→ **Objective**: Render the material again word for word, skipping the pictures in it.

→ **Material for this task**:
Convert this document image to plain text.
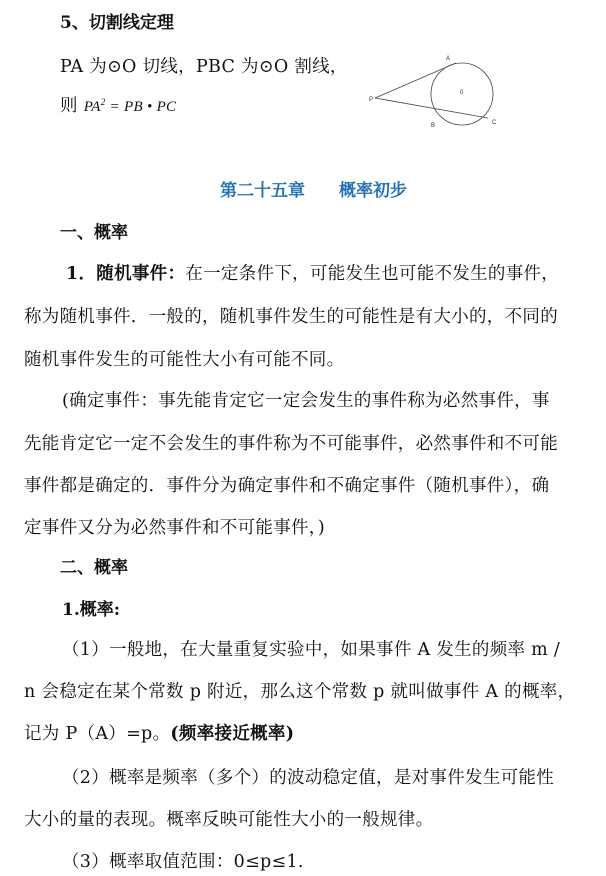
5、切割线定理
PA 为⊙O 切线，PBC 为⊙O 割线，
则 $PA^2$ = PB • PC	P
A
B	C
0
第二十五章　　概率初步
一、概率
1．随机事件：在一定条件下，可能发生也可能不发生的事件，
称为随机事件．一般的，随机事件发生的可能性是有大小的，不同的
随机事件发生的可能性大小有可能不同。
(确定事件：事先能肯定它一定会发生的事件称为必然事件，事
先能肯定它一定不会发生的事件称为不可能事件，必然事件和不可能
事件都是确定的．事件分为确定事件和不确定事件（随机事件），确
定事件又分为必然事件和不可能事件，)
二、概率
1.概率:
（1）一般地，在大量重复实验中，如果事件 A 发生的频率 m /
n 会稳定在某个常数 p 附近，那么这个常数 p 就叫做事件 A 的概率，
记为 P（A）=p。(频率接近概率)
（2）概率是频率（多个）的波动稳定值，是对事件发生可能性
大小的量的表现。概率反映可能性大小的一般规律。
（3）概率取值范围：0≤p≤1.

→ **Output of the task**:
Convert this document image to plain text.
5、切割线定理
PA 为⊙O 切线，PBC 为⊙O 割线，
则 $PA^2$ = PB • PC	P
A
B	C
0
第二十五章　　概率初步
一、概率
1．随机事件：在一定条件下，可能发生也可能不发生的事件，
称为随机事件．一般的，随机事件发生的可能性是有大小的，不同的
随机事件发生的可能性大小有可能不同。
(确定事件：事先能肯定它一定会发生的事件称为必然事件，事
先能肯定它一定不会发生的事件称为不可能事件，必然事件和不可能
事件都是确定的．事件分为确定事件和不确定事件（随机事件），确
定事件又分为必然事件和不可能事件，)
二、概率
1.概率:
（1）一般地，在大量重复实验中，如果事件 A 发生的频率 m /
n 会稳定在某个常数 p 附近，那么这个常数 p 就叫做事件 A 的概率，
记为 P（A）=p。(频率接近概率)
（2）概率是频率（多个）的波动稳定值，是对事件发生可能性
大小的量的表现。概率反映可能性大小的一般规律。
（3）概率取值范围：0≤p≤1.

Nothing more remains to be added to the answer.